*Task to complete:*
The entries below should be quoted exactly, with no pictures carried over.

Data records

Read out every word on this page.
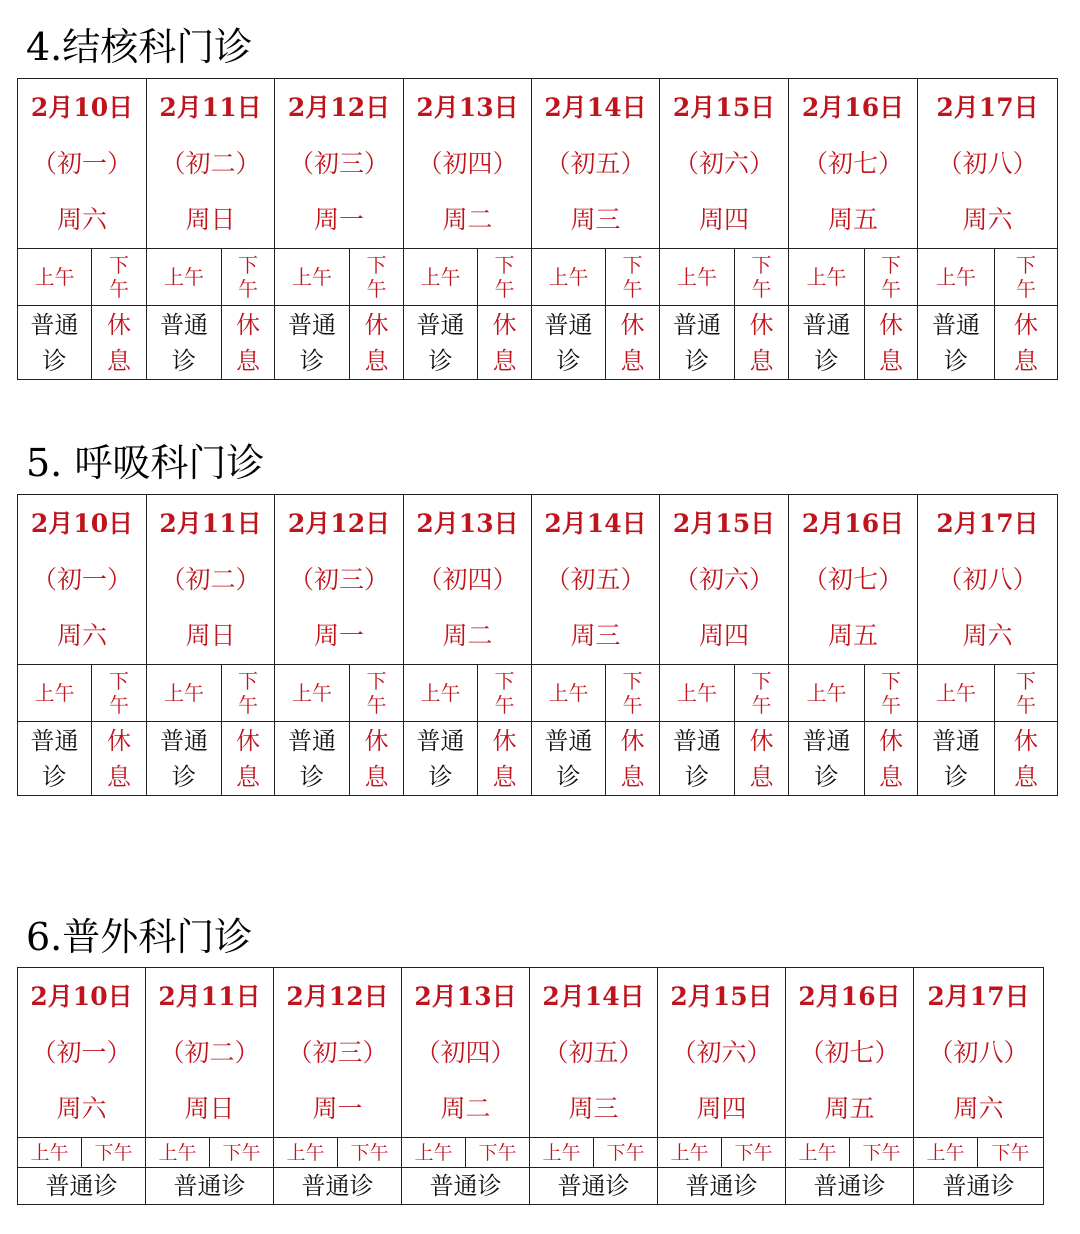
4.结核科门诊
2月10日
（初一）
周六		2月11日
（初二）
周日		2月12日
（初三）
周一		2月13日
（初四）
周二		2月14日
（初五）
周三		2月15日
（初六）
周四		2月16日
（初七）
周五		2月17日
（初八）
周六	

上午	下午	上午	下午	上午	下午	上午	下午	上午	下午	上午	下午	上午	下午	上午	下午
普通诊	休息	普通诊	休息	普通诊	休息	普通诊	休息	普通诊	休息	普通诊	休息	普通诊	休息	普通诊	休息
5. 呼吸科门诊
2月10日
（初一）
周六		2月11日
（初二）
周日		2月12日
（初三）
周一		2月13日
（初四）
周二		2月14日
（初五）
周三		2月15日
（初六）
周四		2月16日
（初七）
周五		2月17日
（初八）
周六	

上午	下午	上午	下午	上午	下午	上午	下午	上午	下午	上午	下午	上午	下午	上午	下午
普通诊	休息	普通诊	休息	普通诊	休息	普通诊	休息	普通诊	休息	普通诊	休息	普通诊	休息	普通诊	休息
6.普外科门诊
2月10日
（初一）
周六		2月11日
（初二）
周日		2月12日
（初三）
周一		2月13日
（初四）
周二		2月14日
（初五）
周三		2月15日
（初六）
周四		2月16日
（初七）
周五		2月17日
（初八）
周六	

上午	下午	上午	下午	上午	下午	上午	下午	上午	下午	上午	下午	上午	下午	上午	下午
普通诊		普通诊		普通诊		普通诊		普通诊		普通诊		普通诊		普通诊	
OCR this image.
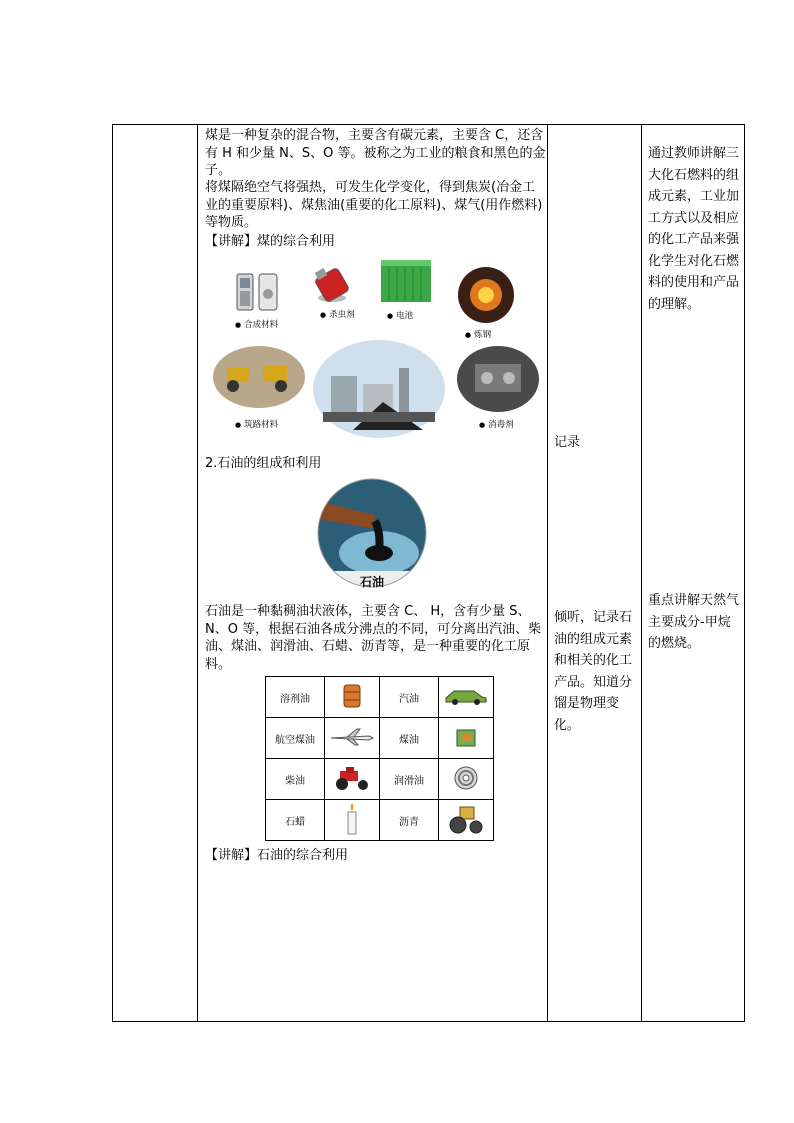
煤是一种复杂的混合物，主要含有碳元素，主要含 C，还含有 H 和少量 N、S、O 等。被称之为工业的粮食和黑色的金子。

将煤隔绝空气将强热，可发生化学变化，得到焦炭(冶金工业的重要原料)、煤焦油(重要的化工原料)、煤气(用作燃料)等物质。

【讲解】煤的综合利用

● 合成材料
● 杀虫剂	● 电池
● 炼钢
● 筑路材料	● 消毒剂

2.石油的组成和利用

石油

石油是一种黏稠油状液体，主要含 C、 H，含有少量 S、N、O 等，根据石油各成分沸点的不同，可分离出汽油、柴油、煤油、润滑油、石蜡、沥青等，是一种重要的化工原料。

溶剂油		汽油	
航空煤油		煤油	
柴油		润滑油	
石蜡		沥青	

【讲解】石油的综合利用

记录

倾听，记录石油的组成元素和相关的化工产品。知道分馏是物理变化。

通过教师讲解三大化石燃料的组成元素，工业加工方式以及相应的化工产品来强化学生对化石燃料的使用和产品的理解。

重点讲解天然气主要成分-甲烷的燃烧。
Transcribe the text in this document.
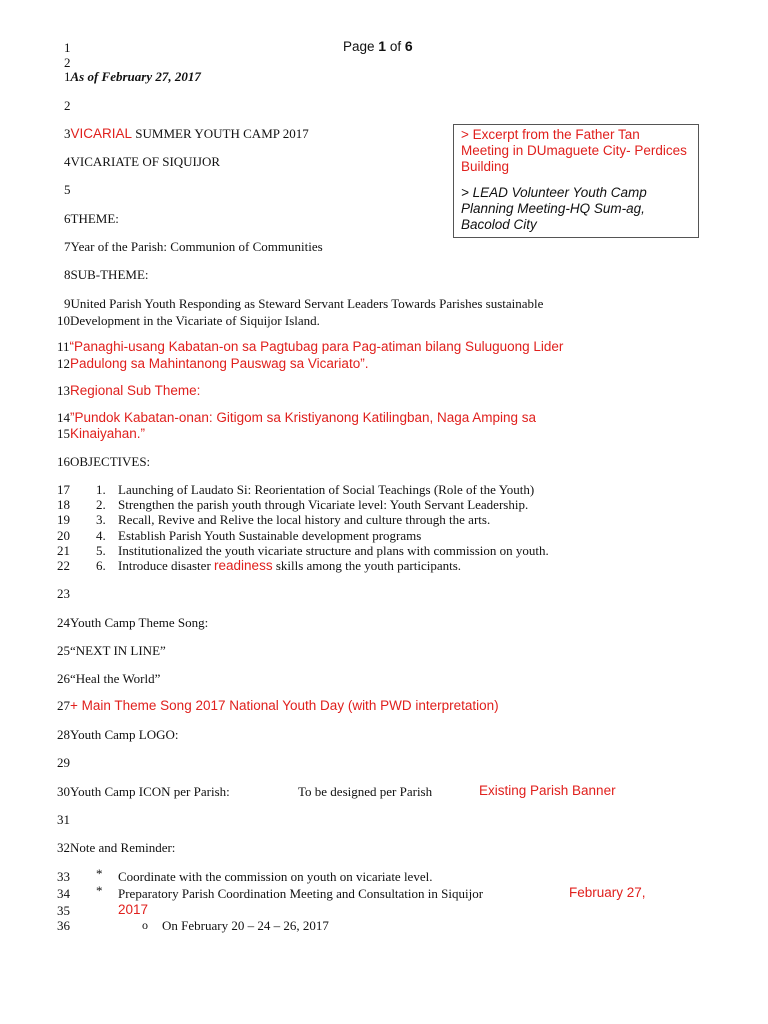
Page 1 of 6

> Excerpt from the Father Tan Meeting in DUmaguete City- Perdices Building

> LEAD Volunteer Youth Camp Planning Meeting-HQ Sum-ag, Bacolod City

1
2
1As of February 27, 2017
2
3VICARIAL SUMMER YOUTH CAMP 2017
4VICARIATE OF SIQUIJOR
5
6THEME:
7Year of the Parish: Communion of Communities
8SUB-THEME:
9United Parish Youth Responding as Steward Servant Leaders Towards Parishes sustainable
10Development in the Vicariate of Siquijor Island.
11“Panaghi-usang Kabatan-on sa Pagtubag para Pag-atiman bilang Suluguong Lider
12Padulong sa Mahintanong Pauswag sa Vicariato”.
13Regional Sub Theme:
14”Pundok Kabatan-onan: Gitigom sa Kristiyanong Katilingban, Naga Amping sa
15Kinaiyahan.”
16OBJECTIVES:
17 1. Launching of Laudato Si: Reorientation of Social Teachings (Role of the Youth)
18 2. Strengthen the parish youth through Vicariate level: Youth Servant Leadership.
19 3. Recall, Revive and Relive the local history and culture through the arts.
20 4. Establish Parish Youth Sustainable development programs
21 5. Institutionalized the youth vicariate structure and plans with commission on youth.
22 6. Introduce disaster readiness skills among the youth participants.
23
24Youth Camp Theme Song:
25“NEXT IN LINE”
26“Heal the World”
27+ Main Theme Song 2017 National Youth Day (with PWD interpretation)
28Youth Camp LOGO:
29
30Youth Camp ICON per Parish:	To be designed per Parish	Existing Parish Banner
31
32Note and Reminder:
33 * Coordinate with the commission on youth on vicariate level.
34 * Preparatory Parish Coordination Meeting and Consultation in Siquijor	February 27,
35	2017
36	o On February 20 – 24 – 26, 2017
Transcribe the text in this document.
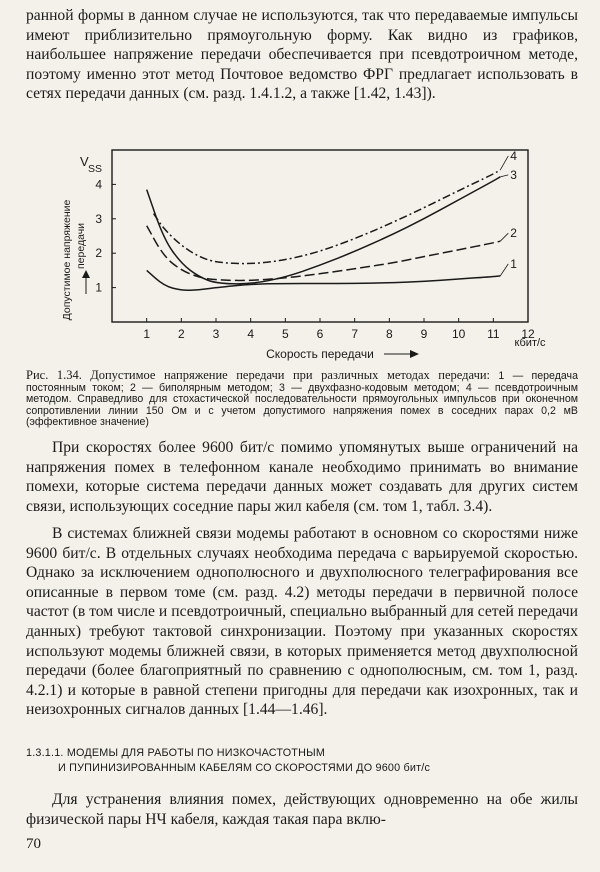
ранной формы в данном случае не используются, так что передаваемые импульсы имеют приблизительно прямоугольную форму. Как видно из графиков, наибольшее напряжение передачи обеспечивается при псевдотроичном методе, поэтому именно этот метод Почтовое ведомство ФРГ предлагает использовать в сетях передачи данных (см. разд. 1.4.1.2, а также [1.42, 1.43]).

1 2 3 4 5 6 7 8 9 10 11 12
1
2
3
4
V SS
Допустимое напряжение передачи
кбит/с
Скорость передачи
1
2
3
4

Рис. 1.34. Допустимое напряжение передачи при различных методах передачи: 1 — передача постоянным током; 2 — биполярным методом; 3 — двухфазно-кодовым методом; 4 — псевдотроичным методом. Справедливо для стохастической последовательности прямоугольных импульсов при оконечном сопротивлении линии 150 Ом и с учетом допустимого напряжения помех в соседних парах 0,2 мВ (эффективное значение)

При скоростях более 9600 бит/с помимо упомянутых выше ограничений на напряжения помех в телефонном канале необходимо принимать во внимание помехи, которые система передачи данных может создавать для других систем связи, использующих соседние пары жил кабеля (см. том 1, табл. 3.4).

В системах ближней связи модемы работают в основном со скоростями ниже 9600 бит/с. В отдельных случаях необходима передача с варьируемой скоростью. Однако за исключением однополюсного и двухполюсного телеграфирования все описанные в первом томе (см. разд. 4.2) методы передачи в первичной полосе частот (в том числе и псевдотроичный, специально выбранный для сетей передачи данных) требуют тактовой синхронизации. Поэтому при указанных скоростях используют модемы ближней связи, в которых применяется метод двухполюсной передачи (более благоприятный по сравнению с однополюсным, см. том 1, разд. 4.2.1) и которые в равной степени пригодны для передачи как изохронных, так и неизохронных сигналов данных [1.44—1.46].

1.3.1.1. МОДЕМЫ ДЛЯ РАБОТЫ ПО НИЗКОЧАСТОТНЫМ
И ПУПИНИЗИРОВАННЫМ КАБЕЛЯМ СО СКОРОСТЯМИ ДО 9600 бит/с

Для устранения влияния помех, действующих одновременно на обе жилы физической пары НЧ кабеля, каждая такая пара вклю-

70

*Written response:*
Read out every word on this page.
4.结核科门诊
2月10日
（初一）
周六		2月11日
（初二）
周日		2月12日
（初三）
周一		2月13日
（初四）
周二		2月14日
（初五）
周三		2月15日
（初六）
周四		2月16日
（初七）
周五		2月17日
（初八）
周六	

上午	下午	上午	下午	上午	下午	上午	下午	上午	下午	上午	下午	上午	下午	上午	下午
普通诊	休息	普通诊	休息	普通诊	休息	普通诊	休息	普通诊	休息	普通诊	休息	普通诊	休息	普通诊	休息
5. 呼吸科门诊
2月10日
（初一）
周六		2月11日
（初二）
周日		2月12日
（初三）
周一		2月13日
（初四）
周二		2月14日
（初五）
周三		2月15日
（初六）
周四		2月16日
（初七）
周五		2月17日
（初八）
周六	

上午	下午	上午	下午	上午	下午	上午	下午	上午	下午	上午	下午	上午	下午	上午	下午
普通诊	休息	普通诊	休息	普通诊	休息	普通诊	休息	普通诊	休息	普通诊	休息	普通诊	休息	普通诊	休息
6.普外科门诊
2月10日
（初一）
周六		2月11日
（初二）
周日		2月12日
（初三）
周一		2月13日
（初四）
周二		2月14日
（初五）
周三		2月15日
（初六）
周四		2月16日
（初七）
周五		2月17日
（初八）
周六	

上午	下午	上午	下午	上午	下午	上午	下午	上午	下午	上午	下午	上午	下午	上午	下午
普通诊		普通诊		普通诊		普通诊		普通诊		普通诊		普通诊		普通诊	
OCR this image.
煤是一种复杂的混合物，主要含有碳元素，主要含 C，还含有 H 和少量 N、S、O 等。被称之为工业的粮食和黑色的金子。

将煤隔绝空气将强热，可发生化学变化，得到焦炭(冶金工业的重要原料)、煤焦油(重要的化工原料)、煤气(用作燃料)等物质。

【讲解】煤的综合利用

● 合成材料
● 杀虫剂	● 电池
● 炼钢
● 筑路材料	● 消毒剂

2.石油的组成和利用

石油

石油是一种黏稠油状液体，主要含 C、 H，含有少量 S、N、O 等，根据石油各成分沸点的不同，可分离出汽油、柴油、煤油、润滑油、石蜡、沥青等，是一种重要的化工原料。

溶剂油		汽油	
航空煤油		煤油	
柴油		润滑油	
石蜡		沥青	

【讲解】石油的综合利用

记录

倾听，记录石油的组成元素和相关的化工产品。知道分馏是物理变化。

通过教师讲解三大化石燃料的组成元素，工业加工方式以及相应的化工产品来强化学生对化石燃料的使用和产品的理解。

重点讲解天然气主要成分-甲烷的燃烧。
Transcribe the text in this document.
Page 1 of 6

> Excerpt from the Father Tan Meeting in DUmaguete City- Perdices Building

> LEAD Volunteer Youth Camp Planning Meeting-HQ Sum-ag, Bacolod City

1
2
1As of February 27, 2017
2
3VICARIAL SUMMER YOUTH CAMP 2017
4VICARIATE OF SIQUIJOR
5
6THEME:
7Year of the Parish: Communion of Communities
8SUB-THEME:
9United Parish Youth Responding as Steward Servant Leaders Towards Parishes sustainable
10Development in the Vicariate of Siquijor Island.
11“Panaghi-usang Kabatan-on sa Pagtubag para Pag-atiman bilang Suluguong Lider
12Padulong sa Mahintanong Pauswag sa Vicariato”.
13Regional Sub Theme:
14”Pundok Kabatan-onan: Gitigom sa Kristiyanong Katilingban, Naga Amping sa
15Kinaiyahan.”
16OBJECTIVES:
17 1. Launching of Laudato Si: Reorientation of Social Teachings (Role of the Youth)
18 2. Strengthen the parish youth through Vicariate level: Youth Servant Leadership.
19 3. Recall, Revive and Relive the local history and culture through the arts.
20 4. Establish Parish Youth Sustainable development programs
21 5. Institutionalized the youth vicariate structure and plans with commission on youth.
22 6. Introduce disaster readiness skills among the youth participants.
23
24Youth Camp Theme Song:
25“NEXT IN LINE”
26“Heal the World”
27+ Main Theme Song 2017 National Youth Day (with PWD interpretation)
28Youth Camp LOGO:
29
30Youth Camp ICON per Parish:	To be designed per Parish	Existing Parish Banner
31
32Note and Reminder:
33 * Coordinate with the commission on youth on vicariate level.
34 * Preparatory Parish Coordination Meeting and Consultation in Siquijor	February 27,
35	2017
36	o On February 20 – 24 – 26, 2017
Transcribe the text in this document.
ранной формы в данном случае не используются, так что передаваемые импульсы имеют приблизительно прямоугольную форму. Как видно из графиков, наибольшее напряжение передачи обеспечивается при псевдотроичном методе, поэтому именно этот метод Почтовое ведомство ФРГ предлагает использовать в сетях передачи данных (см. разд. 1.4.1.2, а также [1.42, 1.43]).

1 2 3 4 5 6 7 8 9 10 11 12
1
2
3
4
V SS
Допустимое напряжение передачи
кбит/с
Скорость передачи
1
2
3
4

Рис. 1.34. Допустимое напряжение передачи при различных методах передачи: 1 — передача постоянным током; 2 — биполярным методом; 3 — двухфазно-кодовым методом; 4 — псевдотроичным методом. Справедливо для стохастической последовательности прямоугольных импульсов при оконечном сопротивлении линии 150 Ом и с учетом допустимого напряжения помех в соседних парах 0,2 мВ (эффективное значение)

При скоростях более 9600 бит/с помимо упомянутых выше ограничений на напряжения помех в телефонном канале необходимо принимать во внимание помехи, которые система передачи данных может создавать для других систем связи, использующих соседние пары жил кабеля (см. том 1, табл. 3.4).

В системах ближней связи модемы работают в основном со скоростями ниже 9600 бит/с. В отдельных случаях необходима передача с варьируемой скоростью. Однако за исключением однополюсного и двухполюсного телеграфирования все описанные в первом томе (см. разд. 4.2) методы передачи в первичной полосе частот (в том числе и псевдотроичный, специально выбранный для сетей передачи данных) требуют тактовой синхронизации. Поэтому при указанных скоростях используют модемы ближней связи, в которых применяется метод двухполюсной передачи (более благоприятный по сравнению с однополюсным, см. том 1, разд. 4.2.1) и которые в равной степени пригодны для передачи как изохронных, так и неизохронных сигналов данных [1.44—1.46].

1.3.1.1. МОДЕМЫ ДЛЯ РАБОТЫ ПО НИЗКОЧАСТОТНЫМ
И ПУПИНИЗИРОВАННЫМ КАБЕЛЯМ СО СКОРОСТЯМИ ДО 9600 бит/с

Для устранения влияния помех, действующих одновременно на обе жилы физической пары НЧ кабеля, каждая такая пара вклю-

70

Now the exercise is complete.